[Dataset entries]
■ ■ ■

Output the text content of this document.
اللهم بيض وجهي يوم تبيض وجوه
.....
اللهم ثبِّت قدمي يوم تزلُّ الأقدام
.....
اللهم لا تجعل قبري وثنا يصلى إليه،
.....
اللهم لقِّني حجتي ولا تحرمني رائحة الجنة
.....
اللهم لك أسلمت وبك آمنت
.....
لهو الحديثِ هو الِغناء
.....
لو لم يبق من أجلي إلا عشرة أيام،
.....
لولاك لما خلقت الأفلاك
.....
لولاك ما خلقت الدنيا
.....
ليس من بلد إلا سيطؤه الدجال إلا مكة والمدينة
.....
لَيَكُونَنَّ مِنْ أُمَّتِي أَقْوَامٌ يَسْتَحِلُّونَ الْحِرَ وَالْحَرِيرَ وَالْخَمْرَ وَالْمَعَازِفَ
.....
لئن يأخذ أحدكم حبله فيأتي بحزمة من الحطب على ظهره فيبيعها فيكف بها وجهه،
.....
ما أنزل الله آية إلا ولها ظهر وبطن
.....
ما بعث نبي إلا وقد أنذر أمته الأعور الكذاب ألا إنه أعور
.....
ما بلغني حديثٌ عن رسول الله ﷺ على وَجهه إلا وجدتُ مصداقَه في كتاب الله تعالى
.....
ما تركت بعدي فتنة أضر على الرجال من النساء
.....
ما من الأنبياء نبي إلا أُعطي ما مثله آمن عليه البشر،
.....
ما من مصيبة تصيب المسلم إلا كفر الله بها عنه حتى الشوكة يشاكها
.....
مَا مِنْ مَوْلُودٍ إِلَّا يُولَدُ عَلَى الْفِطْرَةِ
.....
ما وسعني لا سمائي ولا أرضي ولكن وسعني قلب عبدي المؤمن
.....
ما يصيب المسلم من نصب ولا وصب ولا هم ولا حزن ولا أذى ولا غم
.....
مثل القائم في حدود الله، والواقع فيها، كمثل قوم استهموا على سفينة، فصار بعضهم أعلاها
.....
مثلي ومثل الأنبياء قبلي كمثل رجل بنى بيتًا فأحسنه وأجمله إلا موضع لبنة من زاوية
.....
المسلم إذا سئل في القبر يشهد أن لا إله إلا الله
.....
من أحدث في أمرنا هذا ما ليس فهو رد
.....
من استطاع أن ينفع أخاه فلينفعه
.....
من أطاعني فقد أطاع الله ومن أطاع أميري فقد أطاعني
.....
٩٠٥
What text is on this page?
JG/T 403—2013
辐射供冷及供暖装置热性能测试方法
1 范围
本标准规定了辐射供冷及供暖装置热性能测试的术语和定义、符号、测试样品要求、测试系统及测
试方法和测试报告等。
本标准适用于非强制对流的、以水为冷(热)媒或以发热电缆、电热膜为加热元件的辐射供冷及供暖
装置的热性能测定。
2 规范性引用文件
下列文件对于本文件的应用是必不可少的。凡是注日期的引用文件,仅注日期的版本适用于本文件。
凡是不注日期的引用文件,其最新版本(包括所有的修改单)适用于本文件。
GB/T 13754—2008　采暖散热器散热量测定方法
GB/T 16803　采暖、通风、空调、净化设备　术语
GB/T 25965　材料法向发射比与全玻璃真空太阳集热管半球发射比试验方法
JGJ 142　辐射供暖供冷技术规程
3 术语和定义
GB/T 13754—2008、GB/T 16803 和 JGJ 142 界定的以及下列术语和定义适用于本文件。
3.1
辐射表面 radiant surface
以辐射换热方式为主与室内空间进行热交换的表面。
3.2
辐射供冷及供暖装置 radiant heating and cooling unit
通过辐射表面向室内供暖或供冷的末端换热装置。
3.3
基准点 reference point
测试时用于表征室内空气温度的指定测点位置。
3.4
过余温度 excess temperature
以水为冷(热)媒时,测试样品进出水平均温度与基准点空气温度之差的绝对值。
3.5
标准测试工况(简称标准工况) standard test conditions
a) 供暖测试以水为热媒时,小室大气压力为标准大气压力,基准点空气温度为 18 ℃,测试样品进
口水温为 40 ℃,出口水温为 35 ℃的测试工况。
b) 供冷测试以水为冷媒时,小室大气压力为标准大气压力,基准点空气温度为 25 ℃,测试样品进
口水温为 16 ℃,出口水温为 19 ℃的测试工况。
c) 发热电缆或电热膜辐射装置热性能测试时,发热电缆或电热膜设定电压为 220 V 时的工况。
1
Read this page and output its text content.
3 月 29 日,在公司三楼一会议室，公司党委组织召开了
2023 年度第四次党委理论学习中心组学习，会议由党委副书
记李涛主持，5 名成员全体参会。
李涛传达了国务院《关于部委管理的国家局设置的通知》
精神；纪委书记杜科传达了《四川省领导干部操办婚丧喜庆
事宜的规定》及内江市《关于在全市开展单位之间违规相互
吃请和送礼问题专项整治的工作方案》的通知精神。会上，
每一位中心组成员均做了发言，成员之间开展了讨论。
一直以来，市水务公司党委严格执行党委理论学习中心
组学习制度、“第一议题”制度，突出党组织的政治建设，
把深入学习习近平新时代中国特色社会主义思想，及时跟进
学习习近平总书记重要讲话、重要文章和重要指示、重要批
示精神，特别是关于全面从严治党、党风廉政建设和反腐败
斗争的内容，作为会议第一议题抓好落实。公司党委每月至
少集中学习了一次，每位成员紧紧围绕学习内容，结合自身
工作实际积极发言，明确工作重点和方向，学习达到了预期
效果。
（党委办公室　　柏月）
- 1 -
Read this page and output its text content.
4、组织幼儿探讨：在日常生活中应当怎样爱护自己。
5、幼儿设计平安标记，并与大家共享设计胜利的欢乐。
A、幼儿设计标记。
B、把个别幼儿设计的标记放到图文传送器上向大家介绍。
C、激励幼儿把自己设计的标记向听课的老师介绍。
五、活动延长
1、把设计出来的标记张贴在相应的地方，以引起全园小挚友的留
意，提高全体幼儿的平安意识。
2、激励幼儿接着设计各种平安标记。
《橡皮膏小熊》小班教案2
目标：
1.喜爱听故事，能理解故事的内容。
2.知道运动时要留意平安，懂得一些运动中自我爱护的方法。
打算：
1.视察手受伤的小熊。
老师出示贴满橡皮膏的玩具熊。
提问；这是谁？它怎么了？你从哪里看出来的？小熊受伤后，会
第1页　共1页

■ ■ ■

Directions
Find the lines above that include the string "口水温为" and copy them.

Solution to this exercise
口水温为 40 ℃,出口水温为 35 ℃的测试工况。
口水温为 16 ℃,出口水温为 19 ℃的测试工况。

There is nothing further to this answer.